*Recorded information*

►

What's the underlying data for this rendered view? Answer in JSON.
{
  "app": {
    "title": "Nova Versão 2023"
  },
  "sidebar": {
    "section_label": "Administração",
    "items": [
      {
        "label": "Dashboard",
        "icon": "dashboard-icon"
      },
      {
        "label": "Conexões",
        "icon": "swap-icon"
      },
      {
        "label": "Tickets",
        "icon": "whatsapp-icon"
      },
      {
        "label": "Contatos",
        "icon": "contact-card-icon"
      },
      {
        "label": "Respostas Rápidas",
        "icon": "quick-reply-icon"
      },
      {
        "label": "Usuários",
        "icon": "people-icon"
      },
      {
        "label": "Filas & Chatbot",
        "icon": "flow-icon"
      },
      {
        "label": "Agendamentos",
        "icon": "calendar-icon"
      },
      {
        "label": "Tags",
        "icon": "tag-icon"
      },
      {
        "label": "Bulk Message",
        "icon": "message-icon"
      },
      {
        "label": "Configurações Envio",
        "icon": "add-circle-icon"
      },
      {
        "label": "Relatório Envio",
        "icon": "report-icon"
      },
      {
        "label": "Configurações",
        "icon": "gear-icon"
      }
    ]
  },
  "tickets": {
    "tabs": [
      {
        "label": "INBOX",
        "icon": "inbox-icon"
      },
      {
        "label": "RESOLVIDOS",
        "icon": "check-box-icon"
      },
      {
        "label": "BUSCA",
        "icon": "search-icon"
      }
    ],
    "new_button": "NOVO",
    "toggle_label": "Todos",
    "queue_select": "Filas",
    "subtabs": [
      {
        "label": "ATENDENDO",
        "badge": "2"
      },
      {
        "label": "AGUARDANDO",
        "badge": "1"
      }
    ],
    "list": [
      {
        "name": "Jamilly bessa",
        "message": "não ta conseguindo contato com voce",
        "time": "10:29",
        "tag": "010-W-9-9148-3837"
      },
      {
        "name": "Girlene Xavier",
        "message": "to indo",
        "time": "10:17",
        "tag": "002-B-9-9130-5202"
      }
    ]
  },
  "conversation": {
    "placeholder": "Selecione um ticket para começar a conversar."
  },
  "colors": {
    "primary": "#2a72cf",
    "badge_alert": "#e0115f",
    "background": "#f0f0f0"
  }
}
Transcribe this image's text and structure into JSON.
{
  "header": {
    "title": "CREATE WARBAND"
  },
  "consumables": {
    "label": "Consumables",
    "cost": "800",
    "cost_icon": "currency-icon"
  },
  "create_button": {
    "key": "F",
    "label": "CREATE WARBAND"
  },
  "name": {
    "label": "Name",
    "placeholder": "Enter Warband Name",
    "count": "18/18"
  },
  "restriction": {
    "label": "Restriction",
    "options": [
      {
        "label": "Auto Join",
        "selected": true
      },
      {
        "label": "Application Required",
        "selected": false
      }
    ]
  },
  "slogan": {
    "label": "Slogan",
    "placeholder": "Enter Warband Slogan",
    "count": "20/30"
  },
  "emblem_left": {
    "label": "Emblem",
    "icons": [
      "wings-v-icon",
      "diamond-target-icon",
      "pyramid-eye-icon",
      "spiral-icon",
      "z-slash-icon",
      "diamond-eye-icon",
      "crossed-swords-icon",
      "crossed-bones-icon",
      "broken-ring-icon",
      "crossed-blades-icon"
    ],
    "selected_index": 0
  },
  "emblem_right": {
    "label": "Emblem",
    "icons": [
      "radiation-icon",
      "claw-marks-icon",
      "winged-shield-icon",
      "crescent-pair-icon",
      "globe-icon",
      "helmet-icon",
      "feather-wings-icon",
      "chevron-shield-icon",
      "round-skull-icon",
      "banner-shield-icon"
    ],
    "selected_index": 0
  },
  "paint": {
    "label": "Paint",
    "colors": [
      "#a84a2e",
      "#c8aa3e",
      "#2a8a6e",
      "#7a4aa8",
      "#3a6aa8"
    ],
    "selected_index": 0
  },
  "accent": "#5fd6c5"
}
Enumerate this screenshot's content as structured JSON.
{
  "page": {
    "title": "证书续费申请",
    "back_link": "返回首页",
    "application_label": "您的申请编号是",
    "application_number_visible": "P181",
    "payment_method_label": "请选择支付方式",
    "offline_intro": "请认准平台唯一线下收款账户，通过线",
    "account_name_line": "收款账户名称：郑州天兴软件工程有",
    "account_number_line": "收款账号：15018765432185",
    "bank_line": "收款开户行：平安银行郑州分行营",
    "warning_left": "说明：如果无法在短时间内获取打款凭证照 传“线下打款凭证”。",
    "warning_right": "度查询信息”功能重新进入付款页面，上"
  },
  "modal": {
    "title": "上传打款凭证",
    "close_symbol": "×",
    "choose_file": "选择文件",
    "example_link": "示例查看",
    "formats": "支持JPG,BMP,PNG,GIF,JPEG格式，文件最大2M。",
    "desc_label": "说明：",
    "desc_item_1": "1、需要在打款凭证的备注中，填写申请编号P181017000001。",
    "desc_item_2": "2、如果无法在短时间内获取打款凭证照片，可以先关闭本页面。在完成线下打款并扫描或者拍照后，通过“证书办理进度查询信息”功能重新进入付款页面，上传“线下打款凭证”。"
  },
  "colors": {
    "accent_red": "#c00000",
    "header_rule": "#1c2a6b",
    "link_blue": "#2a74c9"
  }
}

◄

*Given problem*
Copy every line of the records word for word.

*Complete output*
What's the underlying data for this rendered view? Answer in JSON.
{
  "app": {
    "title": "Nova Versão 2023"
  },
  "sidebar": {
    "section_label": "Administração",
    "items": [
      {
        "label": "Dashboard",
        "icon": "dashboard-icon"
      },
      {
        "label": "Conexões",
        "icon": "swap-icon"
      },
      {
        "label": "Tickets",
        "icon": "whatsapp-icon"
      },
      {
        "label": "Contatos",
        "icon": "contact-card-icon"
      },
      {
        "label": "Respostas Rápidas",
        "icon": "quick-reply-icon"
      },
      {
        "label": "Usuários",
        "icon": "people-icon"
      },
      {
        "label": "Filas & Chatbot",
        "icon": "flow-icon"
      },
      {
        "label": "Agendamentos",
        "icon": "calendar-icon"
      },
      {
        "label": "Tags",
        "icon": "tag-icon"
      },
      {
        "label": "Bulk Message",
        "icon": "message-icon"
      },
      {
        "label": "Configurações Envio",
        "icon": "add-circle-icon"
      },
      {
        "label": "Relatório Envio",
        "icon": "report-icon"
      },
      {
        "label": "Configurações",
        "icon": "gear-icon"
      }
    ]
  },
  "tickets": {
    "tabs": [
      {
        "label": "INBOX",
        "icon": "inbox-icon"
      },
      {
        "label": "RESOLVIDOS",
        "icon": "check-box-icon"
      },
      {
        "label": "BUSCA",
        "icon": "search-icon"
      }
    ],
    "new_button": "NOVO",
    "toggle_label": "Todos",
    "queue_select": "Filas",
    "subtabs": [
      {
        "label": "ATENDENDO",
        "badge": "2"
      },
      {
        "label": "AGUARDANDO",
        "badge": "1"
      }
    ],
    "list": [
      {
        "name": "Jamilly bessa",
        "message": "não ta conseguindo contato com voce",
        "time": "10:29",
        "tag": "010-W-9-9148-3837"
      },
      {
        "name": "Girlene Xavier",
        "message": "to indo",
        "time": "10:17",
        "tag": "002-B-9-9130-5202"
      }
    ]
  },
  "conversation": {
    "placeholder": "Selecione um ticket para começar a conversar."
  },
  "colors": {
    "primary": "#2a72cf",
    "badge_alert": "#e0115f",
    "background": "#f0f0f0"
  }
}
Transcribe this image's text and structure into JSON.
{
  "header": {
    "title": "CREATE WARBAND"
  },
  "consumables": {
    "label": "Consumables",
    "cost": "800",
    "cost_icon": "currency-icon"
  },
  "create_button": {
    "key": "F",
    "label": "CREATE WARBAND"
  },
  "name": {
    "label": "Name",
    "placeholder": "Enter Warband Name",
    "count": "18/18"
  },
  "restriction": {
    "label": "Restriction",
    "options": [
      {
        "label": "Auto Join",
        "selected": true
      },
      {
        "label": "Application Required",
        "selected": false
      }
    ]
  },
  "slogan": {
    "label": "Slogan",
    "placeholder": "Enter Warband Slogan",
    "count": "20/30"
  },
  "emblem_left": {
    "label": "Emblem",
    "icons": [
      "wings-v-icon",
      "diamond-target-icon",
      "pyramid-eye-icon",
      "spiral-icon",
      "z-slash-icon",
      "diamond-eye-icon",
      "crossed-swords-icon",
      "crossed-bones-icon",
      "broken-ring-icon",
      "crossed-blades-icon"
    ],
    "selected_index": 0
  },
  "emblem_right": {
    "label": "Emblem",
    "icons": [
      "radiation-icon",
      "claw-marks-icon",
      "winged-shield-icon",
      "crescent-pair-icon",
      "globe-icon",
      "helmet-icon",
      "feather-wings-icon",
      "chevron-shield-icon",
      "round-skull-icon",
      "banner-shield-icon"
    ],
    "selected_index": 0
  },
  "paint": {
    "label": "Paint",
    "colors": [
      "#a84a2e",
      "#c8aa3e",
      "#2a8a6e",
      "#7a4aa8",
      "#3a6aa8"
    ],
    "selected_index": 0
  },
  "accent": "#5fd6c5"
}
Enumerate this screenshot's content as structured JSON.
{
  "page": {
    "title": "证书续费申请",
    "back_link": "返回首页",
    "application_label": "您的申请编号是",
    "application_number_visible": "P181",
    "payment_method_label": "请选择支付方式",
    "offline_intro": "请认准平台唯一线下收款账户，通过线",
    "account_name_line": "收款账户名称：郑州天兴软件工程有",
    "account_number_line": "收款账号：15018765432185",
    "bank_line": "收款开户行：平安银行郑州分行营",
    "warning_left": "说明：如果无法在短时间内获取打款凭证照 传“线下打款凭证”。",
    "warning_right": "度查询信息”功能重新进入付款页面，上"
  },
  "modal": {
    "title": "上传打款凭证",
    "close_symbol": "×",
    "choose_file": "选择文件",
    "example_link": "示例查看",
    "formats": "支持JPG,BMP,PNG,GIF,JPEG格式，文件最大2M。",
    "desc_label": "说明：",
    "desc_item_1": "1、需要在打款凭证的备注中，填写申请编号P181017000001。",
    "desc_item_2": "2、如果无法在短时间内获取打款凭证照片，可以先关闭本页面。在完成线下打款并扫描或者拍照后，通过“证书办理进度查询信息”功能重新进入付款页面，上传“线下打款凭证”。"
  },
  "colors": {
    "accent_red": "#c00000",
    "header_rule": "#1c2a6b",
    "link_blue": "#2a74c9"
  }
}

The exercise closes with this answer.